> PROBLEM DESCRIPTION: Every line that contains the word "zoom" should be copied.

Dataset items
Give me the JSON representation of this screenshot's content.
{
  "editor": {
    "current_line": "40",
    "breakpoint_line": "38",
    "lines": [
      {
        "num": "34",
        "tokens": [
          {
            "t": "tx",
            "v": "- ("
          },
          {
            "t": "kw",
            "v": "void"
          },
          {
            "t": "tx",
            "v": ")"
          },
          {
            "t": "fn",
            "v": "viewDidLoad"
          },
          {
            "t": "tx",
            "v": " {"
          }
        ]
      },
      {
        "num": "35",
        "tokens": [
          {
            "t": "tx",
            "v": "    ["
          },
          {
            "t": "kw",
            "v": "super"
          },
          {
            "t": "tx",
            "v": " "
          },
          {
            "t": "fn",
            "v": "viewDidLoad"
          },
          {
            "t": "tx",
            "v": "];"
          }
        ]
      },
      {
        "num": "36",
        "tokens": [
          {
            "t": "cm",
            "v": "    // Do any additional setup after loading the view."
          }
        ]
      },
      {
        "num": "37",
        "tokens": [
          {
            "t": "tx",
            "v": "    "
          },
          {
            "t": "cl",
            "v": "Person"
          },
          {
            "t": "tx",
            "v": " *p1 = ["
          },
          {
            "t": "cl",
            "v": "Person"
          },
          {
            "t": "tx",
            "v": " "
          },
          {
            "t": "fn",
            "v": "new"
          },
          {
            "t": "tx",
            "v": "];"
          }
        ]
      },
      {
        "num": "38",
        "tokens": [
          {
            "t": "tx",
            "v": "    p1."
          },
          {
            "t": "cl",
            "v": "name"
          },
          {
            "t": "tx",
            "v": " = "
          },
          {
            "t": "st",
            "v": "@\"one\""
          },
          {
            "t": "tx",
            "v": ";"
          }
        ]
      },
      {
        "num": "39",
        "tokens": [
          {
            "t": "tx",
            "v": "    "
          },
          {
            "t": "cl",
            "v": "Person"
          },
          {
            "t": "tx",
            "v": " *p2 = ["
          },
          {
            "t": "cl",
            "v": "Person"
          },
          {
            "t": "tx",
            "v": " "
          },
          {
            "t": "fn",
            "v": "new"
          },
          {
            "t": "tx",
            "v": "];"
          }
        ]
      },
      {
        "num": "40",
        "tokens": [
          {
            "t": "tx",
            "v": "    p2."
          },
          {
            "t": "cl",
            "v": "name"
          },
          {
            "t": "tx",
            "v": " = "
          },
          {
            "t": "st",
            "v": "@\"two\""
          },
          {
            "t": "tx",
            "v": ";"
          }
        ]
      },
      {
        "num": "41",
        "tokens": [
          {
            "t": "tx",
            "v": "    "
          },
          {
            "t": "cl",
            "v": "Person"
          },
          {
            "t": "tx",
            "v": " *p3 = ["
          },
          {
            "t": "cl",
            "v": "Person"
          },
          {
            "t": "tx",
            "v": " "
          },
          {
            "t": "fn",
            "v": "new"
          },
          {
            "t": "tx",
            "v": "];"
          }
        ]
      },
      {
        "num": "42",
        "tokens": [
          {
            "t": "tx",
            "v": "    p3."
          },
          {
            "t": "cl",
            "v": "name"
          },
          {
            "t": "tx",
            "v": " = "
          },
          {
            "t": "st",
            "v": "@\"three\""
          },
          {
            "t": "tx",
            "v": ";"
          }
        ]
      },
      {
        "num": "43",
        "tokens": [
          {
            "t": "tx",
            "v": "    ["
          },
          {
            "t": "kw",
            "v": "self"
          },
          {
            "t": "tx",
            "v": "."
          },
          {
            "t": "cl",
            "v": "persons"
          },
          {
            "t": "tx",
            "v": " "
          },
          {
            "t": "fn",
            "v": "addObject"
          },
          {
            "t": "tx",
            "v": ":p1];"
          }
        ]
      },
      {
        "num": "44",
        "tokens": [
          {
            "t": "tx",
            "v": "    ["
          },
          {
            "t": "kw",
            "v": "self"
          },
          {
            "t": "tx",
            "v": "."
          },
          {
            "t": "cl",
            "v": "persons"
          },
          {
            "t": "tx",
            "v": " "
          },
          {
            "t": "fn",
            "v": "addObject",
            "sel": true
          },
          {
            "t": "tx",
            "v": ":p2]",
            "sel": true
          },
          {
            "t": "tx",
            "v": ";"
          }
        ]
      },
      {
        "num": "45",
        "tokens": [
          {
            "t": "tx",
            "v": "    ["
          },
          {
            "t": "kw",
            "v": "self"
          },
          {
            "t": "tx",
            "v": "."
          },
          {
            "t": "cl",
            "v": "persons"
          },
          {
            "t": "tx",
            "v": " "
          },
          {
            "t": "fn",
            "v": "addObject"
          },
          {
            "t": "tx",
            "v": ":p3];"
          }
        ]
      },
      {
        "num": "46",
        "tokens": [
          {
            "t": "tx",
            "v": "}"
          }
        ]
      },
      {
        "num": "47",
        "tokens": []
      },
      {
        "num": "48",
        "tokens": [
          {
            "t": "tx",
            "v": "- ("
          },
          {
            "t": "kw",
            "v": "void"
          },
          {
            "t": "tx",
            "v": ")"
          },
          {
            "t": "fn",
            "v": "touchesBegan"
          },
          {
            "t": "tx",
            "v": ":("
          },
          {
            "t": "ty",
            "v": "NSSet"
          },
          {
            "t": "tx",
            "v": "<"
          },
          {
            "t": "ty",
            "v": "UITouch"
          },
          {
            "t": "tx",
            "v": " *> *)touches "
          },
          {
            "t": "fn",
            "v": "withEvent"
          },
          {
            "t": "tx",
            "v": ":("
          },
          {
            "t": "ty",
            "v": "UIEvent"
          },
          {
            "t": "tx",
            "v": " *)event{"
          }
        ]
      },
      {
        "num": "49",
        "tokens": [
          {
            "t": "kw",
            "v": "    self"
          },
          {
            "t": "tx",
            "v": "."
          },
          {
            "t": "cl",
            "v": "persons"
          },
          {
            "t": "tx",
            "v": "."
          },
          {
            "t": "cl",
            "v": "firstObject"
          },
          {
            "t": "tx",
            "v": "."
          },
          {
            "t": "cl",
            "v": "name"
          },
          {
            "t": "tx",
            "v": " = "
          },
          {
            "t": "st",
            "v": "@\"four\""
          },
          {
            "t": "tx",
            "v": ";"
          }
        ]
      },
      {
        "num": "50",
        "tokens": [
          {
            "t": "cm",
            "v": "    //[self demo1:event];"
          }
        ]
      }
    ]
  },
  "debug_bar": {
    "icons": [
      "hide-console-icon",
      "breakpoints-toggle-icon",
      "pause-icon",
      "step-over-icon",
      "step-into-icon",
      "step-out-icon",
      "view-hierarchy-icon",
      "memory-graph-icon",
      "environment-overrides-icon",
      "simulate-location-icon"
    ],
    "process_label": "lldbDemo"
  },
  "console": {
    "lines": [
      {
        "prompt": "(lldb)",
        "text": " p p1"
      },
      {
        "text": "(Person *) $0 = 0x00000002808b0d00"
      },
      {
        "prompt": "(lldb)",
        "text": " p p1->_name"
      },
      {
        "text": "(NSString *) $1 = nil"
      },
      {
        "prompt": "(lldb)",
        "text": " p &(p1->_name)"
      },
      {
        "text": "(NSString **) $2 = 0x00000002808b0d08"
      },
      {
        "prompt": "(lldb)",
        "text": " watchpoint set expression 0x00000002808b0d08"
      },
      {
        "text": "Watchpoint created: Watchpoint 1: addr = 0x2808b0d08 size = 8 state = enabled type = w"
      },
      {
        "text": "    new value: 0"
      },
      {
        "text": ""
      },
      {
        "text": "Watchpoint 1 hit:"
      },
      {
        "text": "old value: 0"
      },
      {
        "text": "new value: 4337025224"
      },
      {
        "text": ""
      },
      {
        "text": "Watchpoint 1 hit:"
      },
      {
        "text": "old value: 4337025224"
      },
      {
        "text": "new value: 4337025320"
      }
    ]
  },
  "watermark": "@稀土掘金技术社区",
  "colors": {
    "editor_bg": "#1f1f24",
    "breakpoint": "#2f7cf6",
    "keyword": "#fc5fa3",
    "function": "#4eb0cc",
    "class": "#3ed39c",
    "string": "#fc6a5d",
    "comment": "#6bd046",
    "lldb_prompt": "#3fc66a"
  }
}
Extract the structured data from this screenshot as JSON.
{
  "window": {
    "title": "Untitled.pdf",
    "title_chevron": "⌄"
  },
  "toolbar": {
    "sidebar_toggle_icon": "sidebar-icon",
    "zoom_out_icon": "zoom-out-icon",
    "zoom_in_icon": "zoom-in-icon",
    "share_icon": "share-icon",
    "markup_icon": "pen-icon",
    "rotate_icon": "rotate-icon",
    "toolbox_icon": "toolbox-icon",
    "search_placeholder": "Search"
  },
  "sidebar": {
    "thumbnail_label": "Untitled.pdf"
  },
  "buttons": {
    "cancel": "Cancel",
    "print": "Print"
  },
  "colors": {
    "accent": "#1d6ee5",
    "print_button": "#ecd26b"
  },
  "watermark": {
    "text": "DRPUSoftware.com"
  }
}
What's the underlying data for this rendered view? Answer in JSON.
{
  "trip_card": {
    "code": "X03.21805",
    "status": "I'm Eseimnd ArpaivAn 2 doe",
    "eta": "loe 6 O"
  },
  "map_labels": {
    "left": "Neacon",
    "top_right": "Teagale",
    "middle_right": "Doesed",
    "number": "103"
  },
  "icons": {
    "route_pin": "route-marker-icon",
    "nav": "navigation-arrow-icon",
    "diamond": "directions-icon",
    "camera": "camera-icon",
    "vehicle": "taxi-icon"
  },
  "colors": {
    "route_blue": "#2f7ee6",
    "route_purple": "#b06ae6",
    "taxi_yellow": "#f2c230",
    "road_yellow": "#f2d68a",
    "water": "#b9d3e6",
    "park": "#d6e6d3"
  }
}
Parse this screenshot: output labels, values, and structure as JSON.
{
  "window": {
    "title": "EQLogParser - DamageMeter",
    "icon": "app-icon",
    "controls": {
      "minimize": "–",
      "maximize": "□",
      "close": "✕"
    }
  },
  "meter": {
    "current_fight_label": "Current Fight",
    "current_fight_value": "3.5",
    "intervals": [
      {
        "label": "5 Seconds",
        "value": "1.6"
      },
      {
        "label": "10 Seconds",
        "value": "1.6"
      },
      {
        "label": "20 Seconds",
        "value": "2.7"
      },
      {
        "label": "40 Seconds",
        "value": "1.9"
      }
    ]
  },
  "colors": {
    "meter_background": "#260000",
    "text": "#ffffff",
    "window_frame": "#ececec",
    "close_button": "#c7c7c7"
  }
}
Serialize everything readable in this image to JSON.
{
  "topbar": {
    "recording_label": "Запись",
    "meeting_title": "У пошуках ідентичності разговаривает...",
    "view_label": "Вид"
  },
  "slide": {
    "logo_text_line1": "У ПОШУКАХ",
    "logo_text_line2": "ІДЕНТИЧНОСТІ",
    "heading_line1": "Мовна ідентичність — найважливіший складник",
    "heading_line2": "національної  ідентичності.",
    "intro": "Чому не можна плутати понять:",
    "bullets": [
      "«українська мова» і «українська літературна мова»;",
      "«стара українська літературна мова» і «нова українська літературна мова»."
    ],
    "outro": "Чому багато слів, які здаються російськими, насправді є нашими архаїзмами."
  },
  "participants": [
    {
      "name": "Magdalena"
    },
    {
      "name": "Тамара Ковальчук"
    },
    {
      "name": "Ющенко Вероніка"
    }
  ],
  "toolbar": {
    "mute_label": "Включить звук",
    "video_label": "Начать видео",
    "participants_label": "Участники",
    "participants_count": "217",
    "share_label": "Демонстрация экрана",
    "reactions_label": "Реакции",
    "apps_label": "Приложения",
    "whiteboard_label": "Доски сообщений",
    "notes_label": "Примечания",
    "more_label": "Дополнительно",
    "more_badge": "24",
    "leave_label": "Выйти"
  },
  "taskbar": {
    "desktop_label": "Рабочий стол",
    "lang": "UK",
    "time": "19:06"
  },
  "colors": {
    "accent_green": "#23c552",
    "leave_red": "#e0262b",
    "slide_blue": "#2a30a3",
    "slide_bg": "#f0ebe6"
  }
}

> WRITTEN ANSWER:
    "zoom_out_icon": "zoom-out-icon",
    "zoom_in_icon": "zoom-in-icon",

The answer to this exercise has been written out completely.